__Given passage__
--------------------
Platform engineers define the deployment platform with a set of high level abstractions such as environments, cluster types, workloads, configurations, assignment policies, etc. These abstraction are CRD objects, that are processed by Kalypso Scheduler on a management Kubernetes cluster. The output of the scheduler is put in a platform GitOps repository that contains assignments, composed configurations and relevant platform services needed by the workloads.
The Deployment Observability Hub collects information about scheduled deployments from the application GitOps repositories and the actual deployment state from all clusters in the fleet. It provides a set of Grafana dashboards that enable the following activities:
- Monitor what workload and configuration versions are deployed to clusters/hosts in the environments
- Compare environments and see deployment discrepancy (e.g. how my "stage" environment is different from "prod")
- Track deployment history per environment, per application/service, per microservice
- Compare desired deployment state to the reality and see deployment drift
Opt-A: Capabilities matching
| Capability | Support | Comments |
|---|---|---|
| Workload assignment | YES | Workload assignment is based on capability matching, so that workloads and deployment targets are marked with capabilities/tags and Kalypso Scheduler performs automatic assignment |
| Configuration composition | YES | Platform engineers define a configuration graph and Kalypso Scheduler composes configuration values for each application assignment based on capability matching |
| Namespace as a service | YES | Platform engineers define a namespace structure for workloads assigned to clusters. Each namespace can include resources necessary for the workload, such as service accounts, ConfigMaps, secret provider classes, as well as resources that enforce limits and quotas. |
| Multi-cluster scalability | YES | Kalypso Scheduler assigns and configures workloads at the cluster type level, rather than at the cluster level. A cluster type represents a group of similar clusters in terms of applications and configurations. Each cluster type might be backed up by any number of clusters that consume Kalypso's output and deploy applications and configurations with GitOps. The Deployment Observability Hub component operates at the cluster level and it stores the deployment state data for each cluster in a database, capable of handling any reasonable number of clusters. |
| Promotion flow | YES | There is an explicit definition of environments. By the means of GitHub action workflows, Kalypso Scheduler enforces global configurations to be promoted across a chain of environments. |
| Deployment observability | YES | Deployment observability hub provides out-of-the-box Grafana dashboards to monitor what workload versions are deployed on what clusters |
| Reconciler agnostic | YES | Kalypso Scheduler generates workload assignments and configuration compositions using templates. Every cluster type may have different reconciler (e.g. FLux, ArgoCD, Ansible, etc.) and the scheduler will use different templates while assigning applications to them. |
| Non-containerized workloads | YES | Leveraging the templates flexibility, Kalypso Scheduler generates Ansible playbooks to deploy and configure non-containerized workloads |
| Platform as code | YES | Platform engineers define the deployment platform with CRD objects such as environment, cluster types, workloads, etc. It's very common to keep and maintain these definitions in a Git repository and deliver them to the Kalypso management cluster with GitOps. |
| UI/CLI | NO | By default, Kalypso Scheduler relies on the Platform as Code concept, so that the input is provided through a Git repository. However, customer is free to implement a preferable UI solution (e.g. VS code extension) to manipulate Kalypso Scheduler CRD objects. |
Opt-A: Concerns
- The solution requires a dedicated management cluster to host Kalypso Scheduler and Deployment Observability Hub
- If the Platform Team is not familiar with Git, they might require a custom UI on top of Kalypso Scheduler
- Kalypso is an open-source solution. It's not a managed service.
--------------------
__Stored rows__
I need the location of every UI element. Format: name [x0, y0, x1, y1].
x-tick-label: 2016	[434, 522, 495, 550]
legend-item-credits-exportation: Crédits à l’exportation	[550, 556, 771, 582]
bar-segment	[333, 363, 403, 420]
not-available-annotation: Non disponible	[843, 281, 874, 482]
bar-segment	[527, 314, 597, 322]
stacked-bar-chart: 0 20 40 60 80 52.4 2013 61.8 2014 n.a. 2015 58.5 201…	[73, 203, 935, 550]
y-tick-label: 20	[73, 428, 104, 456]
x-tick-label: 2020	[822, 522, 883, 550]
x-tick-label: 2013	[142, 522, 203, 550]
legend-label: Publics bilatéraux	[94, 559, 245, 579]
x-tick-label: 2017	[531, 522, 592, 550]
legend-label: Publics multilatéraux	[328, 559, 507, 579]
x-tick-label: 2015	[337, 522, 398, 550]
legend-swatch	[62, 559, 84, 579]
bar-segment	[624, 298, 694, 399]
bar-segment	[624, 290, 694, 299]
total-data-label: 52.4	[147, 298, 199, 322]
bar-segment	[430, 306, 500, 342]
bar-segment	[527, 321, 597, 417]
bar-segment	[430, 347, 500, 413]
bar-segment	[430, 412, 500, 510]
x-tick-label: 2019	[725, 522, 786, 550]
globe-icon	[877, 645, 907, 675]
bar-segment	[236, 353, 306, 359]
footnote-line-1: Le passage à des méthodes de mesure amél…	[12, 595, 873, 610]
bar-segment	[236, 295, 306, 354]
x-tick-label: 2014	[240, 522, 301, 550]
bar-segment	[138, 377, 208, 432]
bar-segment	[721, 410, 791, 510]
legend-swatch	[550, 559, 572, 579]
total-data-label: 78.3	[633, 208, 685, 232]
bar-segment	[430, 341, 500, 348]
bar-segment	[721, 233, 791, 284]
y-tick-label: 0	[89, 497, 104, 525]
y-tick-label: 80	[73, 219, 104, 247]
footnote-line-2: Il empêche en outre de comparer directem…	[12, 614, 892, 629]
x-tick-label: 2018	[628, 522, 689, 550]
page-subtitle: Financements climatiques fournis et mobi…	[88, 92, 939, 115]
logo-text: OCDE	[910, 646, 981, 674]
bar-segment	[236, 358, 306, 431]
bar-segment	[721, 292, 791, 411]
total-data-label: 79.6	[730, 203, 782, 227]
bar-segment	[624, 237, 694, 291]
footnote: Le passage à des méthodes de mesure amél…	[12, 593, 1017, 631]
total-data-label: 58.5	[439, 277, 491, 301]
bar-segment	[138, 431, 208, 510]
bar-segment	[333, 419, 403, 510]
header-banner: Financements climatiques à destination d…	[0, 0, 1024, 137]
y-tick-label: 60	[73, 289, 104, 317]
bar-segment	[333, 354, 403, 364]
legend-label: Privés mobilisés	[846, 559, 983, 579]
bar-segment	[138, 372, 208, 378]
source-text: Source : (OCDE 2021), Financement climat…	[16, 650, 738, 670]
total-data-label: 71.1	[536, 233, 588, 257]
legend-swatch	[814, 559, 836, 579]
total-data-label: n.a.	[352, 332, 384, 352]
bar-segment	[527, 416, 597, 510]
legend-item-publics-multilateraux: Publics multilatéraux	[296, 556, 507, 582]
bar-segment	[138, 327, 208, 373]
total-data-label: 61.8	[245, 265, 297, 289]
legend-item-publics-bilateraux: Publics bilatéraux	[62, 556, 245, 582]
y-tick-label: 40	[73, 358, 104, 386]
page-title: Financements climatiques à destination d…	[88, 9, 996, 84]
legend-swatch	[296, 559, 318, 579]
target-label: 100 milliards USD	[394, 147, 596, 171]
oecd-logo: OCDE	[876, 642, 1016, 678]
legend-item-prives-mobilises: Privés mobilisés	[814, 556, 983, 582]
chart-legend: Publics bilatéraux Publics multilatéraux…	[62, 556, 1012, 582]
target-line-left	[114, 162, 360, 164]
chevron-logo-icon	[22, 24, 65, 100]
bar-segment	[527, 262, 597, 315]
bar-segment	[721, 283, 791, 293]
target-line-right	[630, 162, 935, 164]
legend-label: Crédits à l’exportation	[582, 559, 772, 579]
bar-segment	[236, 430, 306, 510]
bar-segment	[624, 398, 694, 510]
--------------------
__Tasks for this exercise__
(1) Extract every line of the records that contains the string "chart".
(2) Continue the passage on Kalypso Scheduler beyond its final sentence.

__Responses to the exercise__
(1)
stacked-bar-chart: 0 20 40 60 80 52.4 2013 61.8 2014 n.a. 2015 58.5 201…	[73, 203, 935, 550]
chart-legend: Publics bilatéraux Publics multilatéraux…	[62, 556, 1012, 582]

(2)
Option B. Ascent

Project Edge Ascent was inspired by Kalypso and implemented similar concepts but in a different way. This is a FastAPI-based application that exposes API endpoints to define applications, clusters, namespaces and target assignment policies. The service processes these entities, assigns applications to the clusters using capability matching approach, generates ArgoCD resources and puts them in a GitOps repository, which is observed by the clusters in the fleet.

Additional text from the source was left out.